■ YOUR INSTRUCTIONS
Set down each line of the data below exactly as it stands, dropping the pictures.

■ SUPPLIED ENTRIES
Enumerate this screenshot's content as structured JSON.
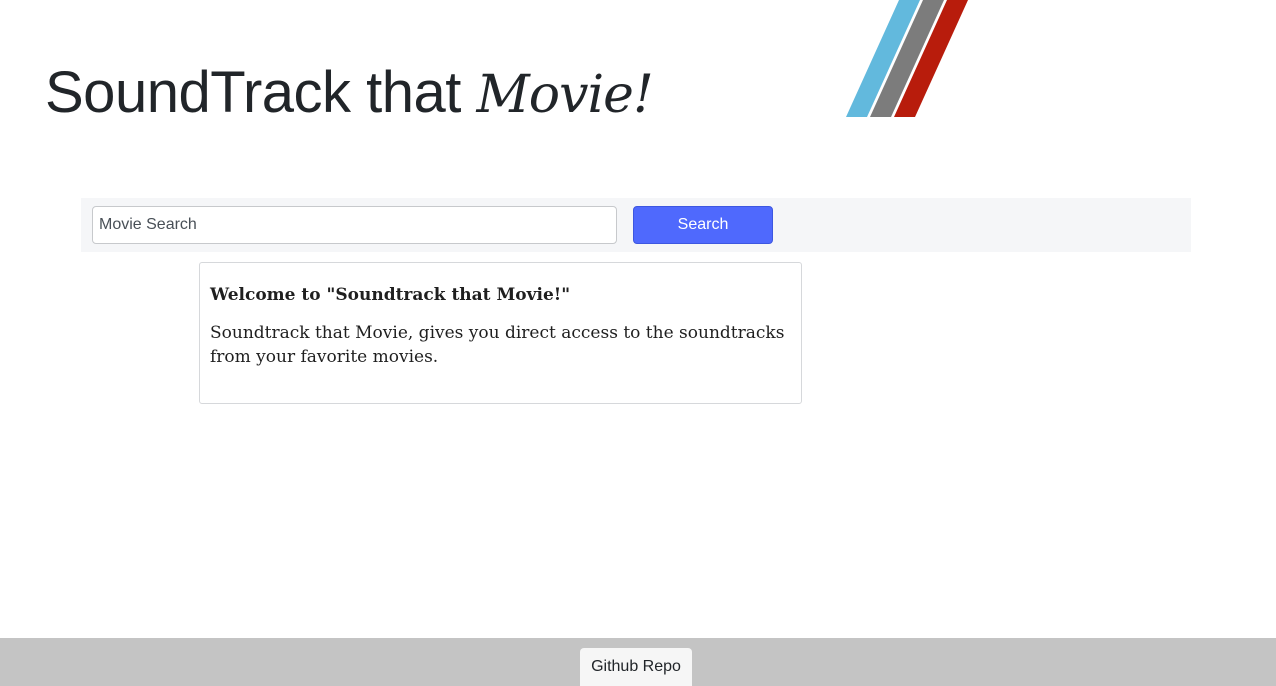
{
  "header": {
    "title_main": "SoundTrack that ",
    "title_accent": "Movie!",
    "logo_stripe_colors": [
      "#62b9dd",
      "#7c7c7c",
      "#b81c0c"
    ]
  },
  "search": {
    "placeholder": "Movie Search",
    "value": "",
    "button_label": "Search"
  },
  "welcome": {
    "heading": "Welcome to \"Soundtrack that Movie!\"",
    "body": "Soundtrack that Movie, gives you direct access to the soundtracks from your favorite movies."
  },
  "footer": {
    "github_label": "Github Repo"
  },
  "colors": {
    "accent": "#4f69fd",
    "footer_bg": "#c4c4c4",
    "search_bar_bg": "#f5f6f8"
  }
}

■ WRITTEN ANSWER
Enumerate this screenshot's content as structured JSON.
{
  "header": {
    "title_main": "SoundTrack that ",
    "title_accent": "Movie!",
    "logo_stripe_colors": [
      "#62b9dd",
      "#7c7c7c",
      "#b81c0c"
    ]
  },
  "search": {
    "placeholder": "Movie Search",
    "value": "",
    "button_label": "Search"
  },
  "welcome": {
    "heading": "Welcome to \"Soundtrack that Movie!\"",
    "body": "Soundtrack that Movie, gives you direct access to the soundtracks from your favorite movies."
  },
  "footer": {
    "github_label": "Github Repo"
  },
  "colors": {
    "accent": "#4f69fd",
    "footer_bg": "#c4c4c4",
    "search_bar_bg": "#f5f6f8"
  }
}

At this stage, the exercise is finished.